» **EXERCISE DETAILS**: Every entry below should be repeated exactly; the pictures should not.

[Recorded data]
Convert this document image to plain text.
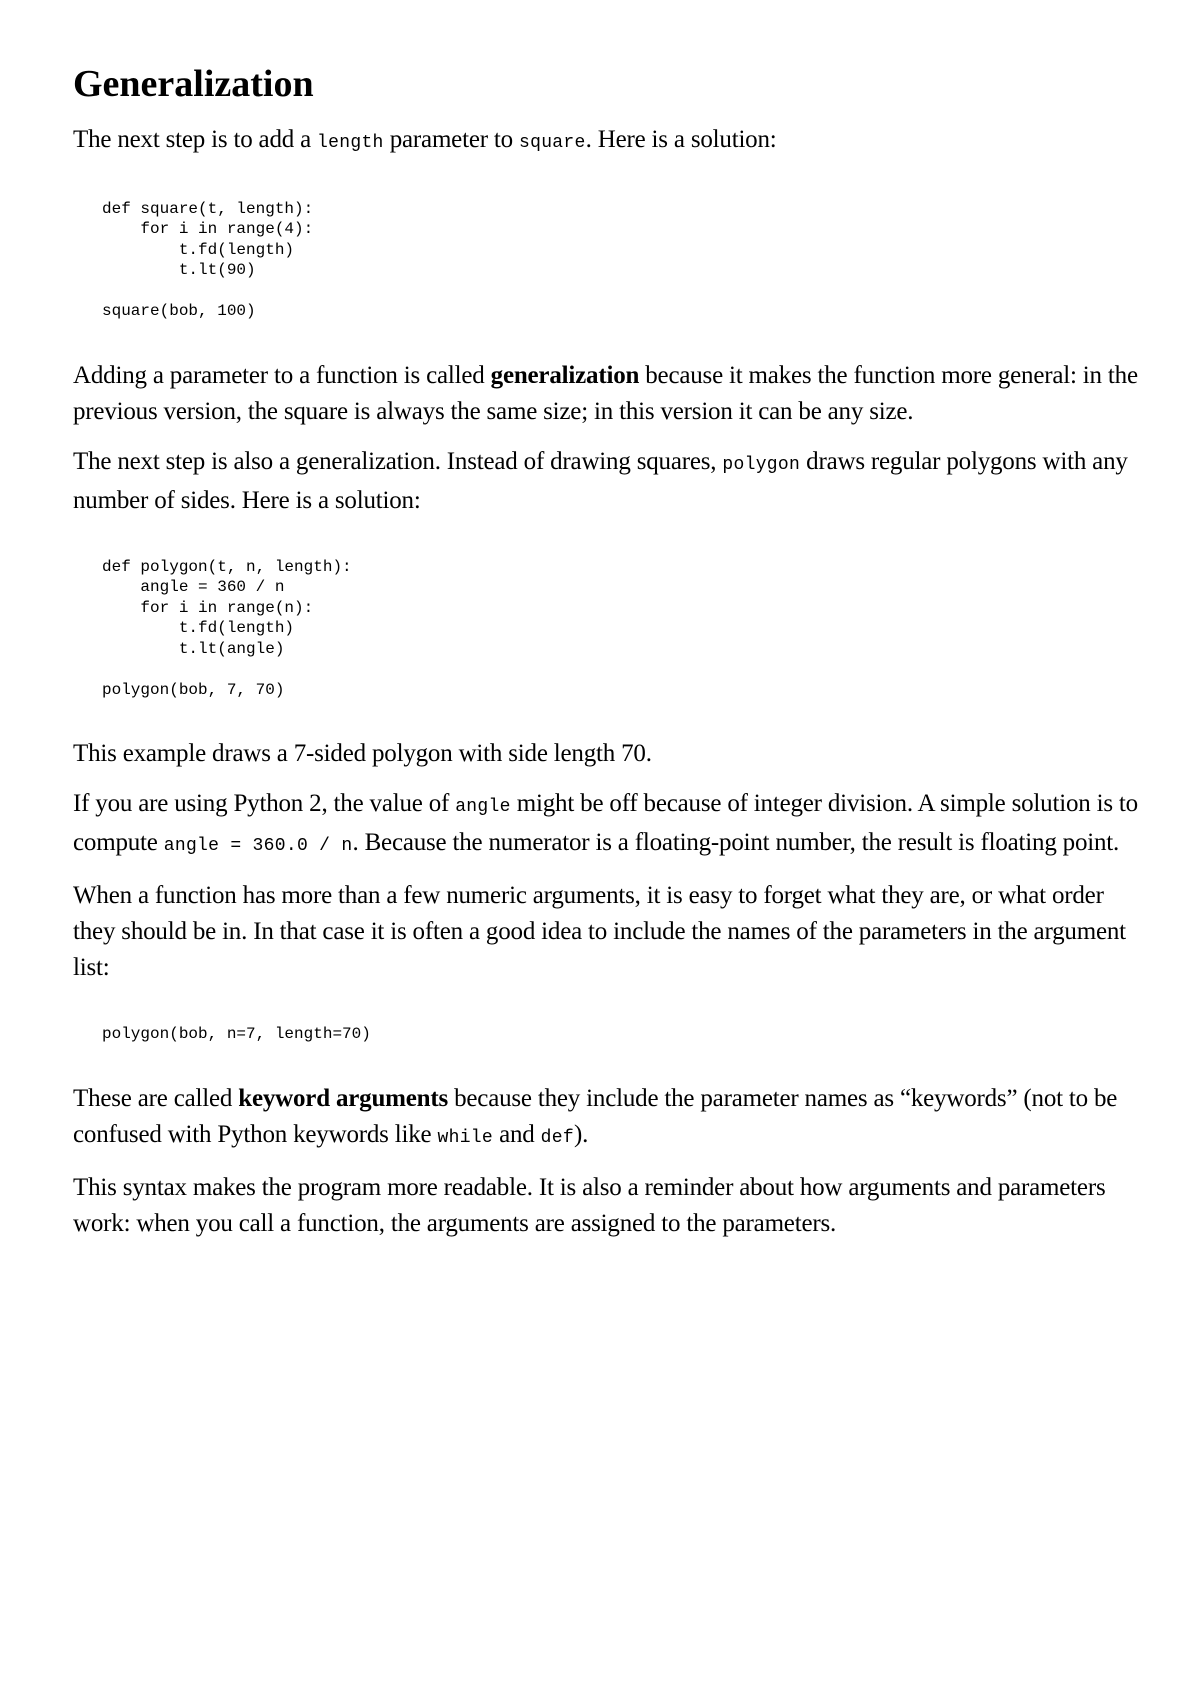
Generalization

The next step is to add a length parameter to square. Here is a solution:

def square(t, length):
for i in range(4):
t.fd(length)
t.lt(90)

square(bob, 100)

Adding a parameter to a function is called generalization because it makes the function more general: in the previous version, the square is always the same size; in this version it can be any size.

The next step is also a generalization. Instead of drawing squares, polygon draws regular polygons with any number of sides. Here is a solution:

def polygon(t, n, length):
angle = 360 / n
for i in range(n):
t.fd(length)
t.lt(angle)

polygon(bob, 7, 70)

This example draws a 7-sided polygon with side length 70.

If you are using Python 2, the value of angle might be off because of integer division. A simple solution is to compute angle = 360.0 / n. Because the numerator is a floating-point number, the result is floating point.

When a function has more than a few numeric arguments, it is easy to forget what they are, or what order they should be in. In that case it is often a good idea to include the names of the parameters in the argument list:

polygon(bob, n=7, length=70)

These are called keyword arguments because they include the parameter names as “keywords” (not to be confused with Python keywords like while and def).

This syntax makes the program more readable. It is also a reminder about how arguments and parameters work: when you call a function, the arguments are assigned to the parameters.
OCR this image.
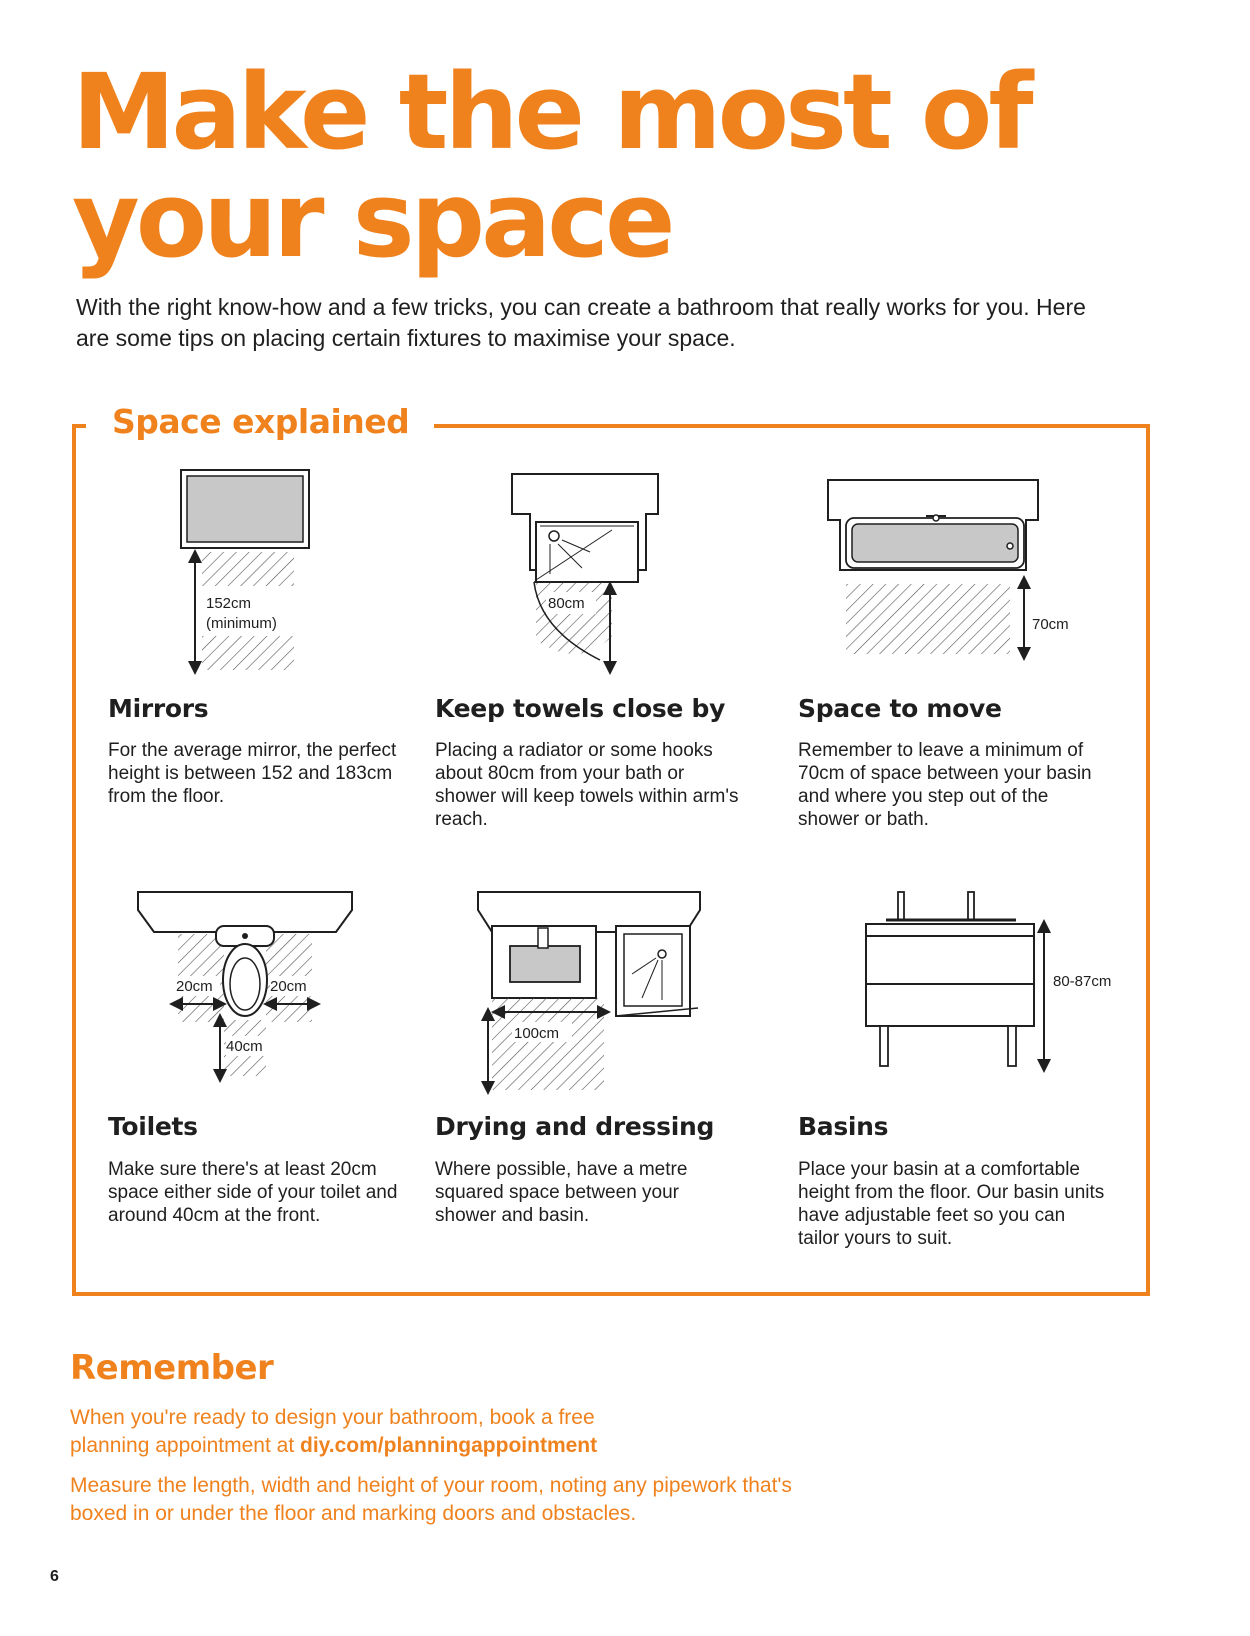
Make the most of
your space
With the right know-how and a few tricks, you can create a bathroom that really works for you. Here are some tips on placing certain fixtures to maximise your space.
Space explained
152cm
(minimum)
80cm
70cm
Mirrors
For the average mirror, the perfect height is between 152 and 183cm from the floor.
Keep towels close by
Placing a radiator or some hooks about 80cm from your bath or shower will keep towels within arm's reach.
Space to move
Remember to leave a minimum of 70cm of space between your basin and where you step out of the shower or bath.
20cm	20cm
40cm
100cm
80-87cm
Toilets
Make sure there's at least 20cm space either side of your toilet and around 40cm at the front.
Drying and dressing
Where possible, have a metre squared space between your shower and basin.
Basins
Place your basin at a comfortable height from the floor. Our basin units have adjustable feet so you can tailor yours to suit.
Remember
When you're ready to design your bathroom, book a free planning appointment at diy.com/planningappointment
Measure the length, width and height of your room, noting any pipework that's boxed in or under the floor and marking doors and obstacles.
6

» **WORKED SOLUTION**:
Convert this document image to plain text.
Generalization

The next step is to add a length parameter to square. Here is a solution:

def square(t, length):
for i in range(4):
t.fd(length)
t.lt(90)

square(bob, 100)

Adding a parameter to a function is called generalization because it makes the function more general: in the previous version, the square is always the same size; in this version it can be any size.

The next step is also a generalization. Instead of drawing squares, polygon draws regular polygons with any number of sides. Here is a solution:

def polygon(t, n, length):
angle = 360 / n
for i in range(n):
t.fd(length)
t.lt(angle)

polygon(bob, 7, 70)

This example draws a 7-sided polygon with side length 70.

If you are using Python 2, the value of angle might be off because of integer division. A simple solution is to compute angle = 360.0 / n. Because the numerator is a floating-point number, the result is floating point.

When a function has more than a few numeric arguments, it is easy to forget what they are, or what order they should be in. In that case it is often a good idea to include the names of the parameters in the argument list:

polygon(bob, n=7, length=70)

These are called keyword arguments because they include the parameter names as “keywords” (not to be confused with Python keywords like while and def).

This syntax makes the program more readable. It is also a reminder about how arguments and parameters work: when you call a function, the arguments are assigned to the parameters.
OCR this image.
Make the most of
your space
With the right know-how and a few tricks, you can create a bathroom that really works for you. Here are some tips on placing certain fixtures to maximise your space.
Space explained
152cm
(minimum)
80cm
70cm
Mirrors
For the average mirror, the perfect height is between 152 and 183cm from the floor.
Keep towels close by
Placing a radiator or some hooks about 80cm from your bath or shower will keep towels within arm's reach.
Space to move
Remember to leave a minimum of 70cm of space between your basin and where you step out of the shower or bath.
20cm	20cm
40cm
100cm
80-87cm
Toilets
Make sure there's at least 20cm space either side of your toilet and around 40cm at the front.
Drying and dressing
Where possible, have a metre squared space between your shower and basin.
Basins
Place your basin at a comfortable height from the floor. Our basin units have adjustable feet so you can tailor yours to suit.
Remember
When you're ready to design your bathroom, book a free planning appointment at diy.com/planningappointment
Measure the length, width and height of your room, noting any pipework that's boxed in or under the floor and marking doors and obstacles.
6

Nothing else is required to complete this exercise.